THE PROBLEM - Output all lines exactly.

Dataset items:
○ ○ ○ ○
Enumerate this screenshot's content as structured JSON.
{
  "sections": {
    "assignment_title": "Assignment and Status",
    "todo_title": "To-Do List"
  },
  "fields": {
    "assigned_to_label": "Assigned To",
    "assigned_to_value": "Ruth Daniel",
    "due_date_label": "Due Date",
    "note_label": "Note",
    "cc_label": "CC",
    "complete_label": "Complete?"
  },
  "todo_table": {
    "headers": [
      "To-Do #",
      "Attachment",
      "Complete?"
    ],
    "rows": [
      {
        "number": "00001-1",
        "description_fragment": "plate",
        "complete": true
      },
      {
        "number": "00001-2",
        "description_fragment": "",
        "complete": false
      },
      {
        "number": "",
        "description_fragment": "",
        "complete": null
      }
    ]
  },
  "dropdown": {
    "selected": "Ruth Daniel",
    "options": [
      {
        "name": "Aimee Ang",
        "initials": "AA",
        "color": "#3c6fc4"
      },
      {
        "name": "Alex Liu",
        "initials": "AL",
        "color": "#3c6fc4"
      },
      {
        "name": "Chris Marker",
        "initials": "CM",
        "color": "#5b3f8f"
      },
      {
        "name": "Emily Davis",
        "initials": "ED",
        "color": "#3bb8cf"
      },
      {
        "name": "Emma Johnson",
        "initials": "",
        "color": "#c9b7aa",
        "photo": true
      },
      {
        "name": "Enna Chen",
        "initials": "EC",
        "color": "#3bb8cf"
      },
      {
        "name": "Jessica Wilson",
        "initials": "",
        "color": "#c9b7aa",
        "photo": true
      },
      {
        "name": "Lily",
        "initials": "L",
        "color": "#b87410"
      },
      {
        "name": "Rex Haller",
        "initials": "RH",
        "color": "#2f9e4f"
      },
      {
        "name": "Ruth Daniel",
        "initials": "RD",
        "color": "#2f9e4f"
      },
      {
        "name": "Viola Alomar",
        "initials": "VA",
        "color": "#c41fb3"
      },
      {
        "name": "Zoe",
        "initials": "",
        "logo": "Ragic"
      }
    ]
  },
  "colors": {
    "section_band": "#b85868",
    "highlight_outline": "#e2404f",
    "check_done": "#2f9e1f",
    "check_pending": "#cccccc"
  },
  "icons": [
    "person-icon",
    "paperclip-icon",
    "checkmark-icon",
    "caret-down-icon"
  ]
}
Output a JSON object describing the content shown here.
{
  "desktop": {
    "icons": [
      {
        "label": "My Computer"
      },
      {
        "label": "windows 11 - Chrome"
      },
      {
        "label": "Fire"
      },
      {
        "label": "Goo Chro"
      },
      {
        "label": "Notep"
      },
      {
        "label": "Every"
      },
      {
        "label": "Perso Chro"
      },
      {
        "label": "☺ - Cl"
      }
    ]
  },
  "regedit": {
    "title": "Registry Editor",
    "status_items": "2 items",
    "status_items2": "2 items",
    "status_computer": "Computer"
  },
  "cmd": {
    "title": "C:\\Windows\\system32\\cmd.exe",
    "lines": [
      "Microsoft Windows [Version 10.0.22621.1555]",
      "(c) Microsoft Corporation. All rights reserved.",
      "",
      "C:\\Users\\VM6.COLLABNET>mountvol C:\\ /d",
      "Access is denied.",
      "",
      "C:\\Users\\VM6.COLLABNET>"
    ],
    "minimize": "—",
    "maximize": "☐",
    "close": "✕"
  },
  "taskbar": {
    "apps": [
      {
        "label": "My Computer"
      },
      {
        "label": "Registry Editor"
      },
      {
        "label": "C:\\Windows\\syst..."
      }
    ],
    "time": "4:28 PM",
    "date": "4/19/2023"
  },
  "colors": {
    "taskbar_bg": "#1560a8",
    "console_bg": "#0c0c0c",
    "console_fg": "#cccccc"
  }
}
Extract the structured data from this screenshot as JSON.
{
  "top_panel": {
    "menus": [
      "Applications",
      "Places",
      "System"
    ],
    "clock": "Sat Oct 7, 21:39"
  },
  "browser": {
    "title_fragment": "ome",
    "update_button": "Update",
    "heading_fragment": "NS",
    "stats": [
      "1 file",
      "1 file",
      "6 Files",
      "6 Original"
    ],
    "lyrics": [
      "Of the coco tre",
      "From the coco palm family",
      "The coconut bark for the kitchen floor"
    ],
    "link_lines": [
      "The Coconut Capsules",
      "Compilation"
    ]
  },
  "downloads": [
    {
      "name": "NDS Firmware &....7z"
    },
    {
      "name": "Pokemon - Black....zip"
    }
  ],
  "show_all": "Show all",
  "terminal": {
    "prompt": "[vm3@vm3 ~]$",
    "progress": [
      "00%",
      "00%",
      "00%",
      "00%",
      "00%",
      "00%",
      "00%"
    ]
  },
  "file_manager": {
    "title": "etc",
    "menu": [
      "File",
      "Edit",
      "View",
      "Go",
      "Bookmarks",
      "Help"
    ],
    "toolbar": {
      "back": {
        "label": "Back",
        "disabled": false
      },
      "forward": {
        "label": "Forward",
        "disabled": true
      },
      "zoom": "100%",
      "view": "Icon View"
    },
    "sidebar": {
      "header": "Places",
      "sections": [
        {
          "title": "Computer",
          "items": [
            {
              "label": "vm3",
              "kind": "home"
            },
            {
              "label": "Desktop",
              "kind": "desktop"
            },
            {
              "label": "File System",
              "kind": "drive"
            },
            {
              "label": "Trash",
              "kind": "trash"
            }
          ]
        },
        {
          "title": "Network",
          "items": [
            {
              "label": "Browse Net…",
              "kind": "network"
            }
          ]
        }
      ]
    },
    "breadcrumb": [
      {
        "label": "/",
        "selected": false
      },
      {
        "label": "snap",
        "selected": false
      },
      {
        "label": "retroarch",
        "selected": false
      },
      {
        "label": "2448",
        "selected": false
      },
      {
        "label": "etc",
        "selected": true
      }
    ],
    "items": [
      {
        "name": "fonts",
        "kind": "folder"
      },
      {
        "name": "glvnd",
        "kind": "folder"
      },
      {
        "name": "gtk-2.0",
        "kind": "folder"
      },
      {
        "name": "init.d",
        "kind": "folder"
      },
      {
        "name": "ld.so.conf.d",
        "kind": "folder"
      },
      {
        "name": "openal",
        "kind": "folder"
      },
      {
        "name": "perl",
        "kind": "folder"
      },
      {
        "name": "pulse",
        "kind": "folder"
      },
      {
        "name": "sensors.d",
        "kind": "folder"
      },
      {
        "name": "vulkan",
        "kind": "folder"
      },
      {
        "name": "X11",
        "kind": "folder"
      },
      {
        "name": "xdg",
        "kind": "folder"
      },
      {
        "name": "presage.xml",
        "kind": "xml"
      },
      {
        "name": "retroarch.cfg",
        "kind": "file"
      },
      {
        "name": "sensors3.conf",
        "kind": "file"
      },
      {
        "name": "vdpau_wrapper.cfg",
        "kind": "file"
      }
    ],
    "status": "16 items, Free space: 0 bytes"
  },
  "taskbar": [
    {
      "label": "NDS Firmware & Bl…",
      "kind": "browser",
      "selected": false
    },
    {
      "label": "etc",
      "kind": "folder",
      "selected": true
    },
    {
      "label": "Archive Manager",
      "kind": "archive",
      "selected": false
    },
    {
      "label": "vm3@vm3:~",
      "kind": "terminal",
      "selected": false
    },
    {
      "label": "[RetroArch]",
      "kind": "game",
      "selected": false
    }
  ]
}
○ ○ ○ ○
WORKED ANSWER -
Enumerate this screenshot's content as structured JSON.
{
  "sections": {
    "assignment_title": "Assignment and Status",
    "todo_title": "To-Do List"
  },
  "fields": {
    "assigned_to_label": "Assigned To",
    "assigned_to_value": "Ruth Daniel",
    "due_date_label": "Due Date",
    "note_label": "Note",
    "cc_label": "CC",
    "complete_label": "Complete?"
  },
  "todo_table": {
    "headers": [
      "To-Do #",
      "Attachment",
      "Complete?"
    ],
    "rows": [
      {
        "number": "00001-1",
        "description_fragment": "plate",
        "complete": true
      },
      {
        "number": "00001-2",
        "description_fragment": "",
        "complete": false
      },
      {
        "number": "",
        "description_fragment": "",
        "complete": null
      }
    ]
  },
  "dropdown": {
    "selected": "Ruth Daniel",
    "options": [
      {
        "name": "Aimee Ang",
        "initials": "AA",
        "color": "#3c6fc4"
      },
      {
        "name": "Alex Liu",
        "initials": "AL",
        "color": "#3c6fc4"
      },
      {
        "name": "Chris Marker",
        "initials": "CM",
        "color": "#5b3f8f"
      },
      {
        "name": "Emily Davis",
        "initials": "ED",
        "color": "#3bb8cf"
      },
      {
        "name": "Emma Johnson",
        "initials": "",
        "color": "#c9b7aa",
        "photo": true
      },
      {
        "name": "Enna Chen",
        "initials": "EC",
        "color": "#3bb8cf"
      },
      {
        "name": "Jessica Wilson",
        "initials": "",
        "color": "#c9b7aa",
        "photo": true
      },
      {
        "name": "Lily",
        "initials": "L",
        "color": "#b87410"
      },
      {
        "name": "Rex Haller",
        "initials": "RH",
        "color": "#2f9e4f"
      },
      {
        "name": "Ruth Daniel",
        "initials": "RD",
        "color": "#2f9e4f"
      },
      {
        "name": "Viola Alomar",
        "initials": "VA",
        "color": "#c41fb3"
      },
      {
        "name": "Zoe",
        "initials": "",
        "logo": "Ragic"
      }
    ]
  },
  "colors": {
    "section_band": "#b85868",
    "highlight_outline": "#e2404f",
    "check_done": "#2f9e1f",
    "check_pending": "#cccccc"
  },
  "icons": [
    "person-icon",
    "paperclip-icon",
    "checkmark-icon",
    "caret-down-icon"
  ]
}
Output a JSON object describing the content shown here.
{
  "desktop": {
    "icons": [
      {
        "label": "My Computer"
      },
      {
        "label": "windows 11 - Chrome"
      },
      {
        "label": "Fire"
      },
      {
        "label": "Goo Chro"
      },
      {
        "label": "Notep"
      },
      {
        "label": "Every"
      },
      {
        "label": "Perso Chro"
      },
      {
        "label": "☺ - Cl"
      }
    ]
  },
  "regedit": {
    "title": "Registry Editor",
    "status_items": "2 items",
    "status_items2": "2 items",
    "status_computer": "Computer"
  },
  "cmd": {
    "title": "C:\\Windows\\system32\\cmd.exe",
    "lines": [
      "Microsoft Windows [Version 10.0.22621.1555]",
      "(c) Microsoft Corporation. All rights reserved.",
      "",
      "C:\\Users\\VM6.COLLABNET>mountvol C:\\ /d",
      "Access is denied.",
      "",
      "C:\\Users\\VM6.COLLABNET>"
    ],
    "minimize": "—",
    "maximize": "☐",
    "close": "✕"
  },
  "taskbar": {
    "apps": [
      {
        "label": "My Computer"
      },
      {
        "label": "Registry Editor"
      },
      {
        "label": "C:\\Windows\\syst..."
      }
    ],
    "time": "4:28 PM",
    "date": "4/19/2023"
  },
  "colors": {
    "taskbar_bg": "#1560a8",
    "console_bg": "#0c0c0c",
    "console_fg": "#cccccc"
  }
}
Extract the structured data from this screenshot as JSON.
{
  "top_panel": {
    "menus": [
      "Applications",
      "Places",
      "System"
    ],
    "clock": "Sat Oct 7, 21:39"
  },
  "browser": {
    "title_fragment": "ome",
    "update_button": "Update",
    "heading_fragment": "NS",
    "stats": [
      "1 file",
      "1 file",
      "6 Files",
      "6 Original"
    ],
    "lyrics": [
      "Of the coco tre",
      "From the coco palm family",
      "The coconut bark for the kitchen floor"
    ],
    "link_lines": [
      "The Coconut Capsules",
      "Compilation"
    ]
  },
  "downloads": [
    {
      "name": "NDS Firmware &....7z"
    },
    {
      "name": "Pokemon - Black....zip"
    }
  ],
  "show_all": "Show all",
  "terminal": {
    "prompt": "[vm3@vm3 ~]$",
    "progress": [
      "00%",
      "00%",
      "00%",
      "00%",
      "00%",
      "00%",
      "00%"
    ]
  },
  "file_manager": {
    "title": "etc",
    "menu": [
      "File",
      "Edit",
      "View",
      "Go",
      "Bookmarks",
      "Help"
    ],
    "toolbar": {
      "back": {
        "label": "Back",
        "disabled": false
      },
      "forward": {
        "label": "Forward",
        "disabled": true
      },
      "zoom": "100%",
      "view": "Icon View"
    },
    "sidebar": {
      "header": "Places",
      "sections": [
        {
          "title": "Computer",
          "items": [
            {
              "label": "vm3",
              "kind": "home"
            },
            {
              "label": "Desktop",
              "kind": "desktop"
            },
            {
              "label": "File System",
              "kind": "drive"
            },
            {
              "label": "Trash",
              "kind": "trash"
            }
          ]
        },
        {
          "title": "Network",
          "items": [
            {
              "label": "Browse Net…",
              "kind": "network"
            }
          ]
        }
      ]
    },
    "breadcrumb": [
      {
        "label": "/",
        "selected": false
      },
      {
        "label": "snap",
        "selected": false
      },
      {
        "label": "retroarch",
        "selected": false
      },
      {
        "label": "2448",
        "selected": false
      },
      {
        "label": "etc",
        "selected": true
      }
    ],
    "items": [
      {
        "name": "fonts",
        "kind": "folder"
      },
      {
        "name": "glvnd",
        "kind": "folder"
      },
      {
        "name": "gtk-2.0",
        "kind": "folder"
      },
      {
        "name": "init.d",
        "kind": "folder"
      },
      {
        "name": "ld.so.conf.d",
        "kind": "folder"
      },
      {
        "name": "openal",
        "kind": "folder"
      },
      {
        "name": "perl",
        "kind": "folder"
      },
      {
        "name": "pulse",
        "kind": "folder"
      },
      {
        "name": "sensors.d",
        "kind": "folder"
      },
      {
        "name": "vulkan",
        "kind": "folder"
      },
      {
        "name": "X11",
        "kind": "folder"
      },
      {
        "name": "xdg",
        "kind": "folder"
      },
      {
        "name": "presage.xml",
        "kind": "xml"
      },
      {
        "name": "retroarch.cfg",
        "kind": "file"
      },
      {
        "name": "sensors3.conf",
        "kind": "file"
      },
      {
        "name": "vdpau_wrapper.cfg",
        "kind": "file"
      }
    ],
    "status": "16 items, Free space: 0 bytes"
  },
  "taskbar": [
    {
      "label": "NDS Firmware & Bl…",
      "kind": "browser",
      "selected": false
    },
    {
      "label": "etc",
      "kind": "folder",
      "selected": true
    },
    {
      "label": "Archive Manager",
      "kind": "archive",
      "selected": false
    },
    {
      "label": "vm3@vm3:~",
      "kind": "terminal",
      "selected": false
    },
    {
      "label": "[RetroArch]",
      "kind": "game",
      "selected": false
    }
  ]
}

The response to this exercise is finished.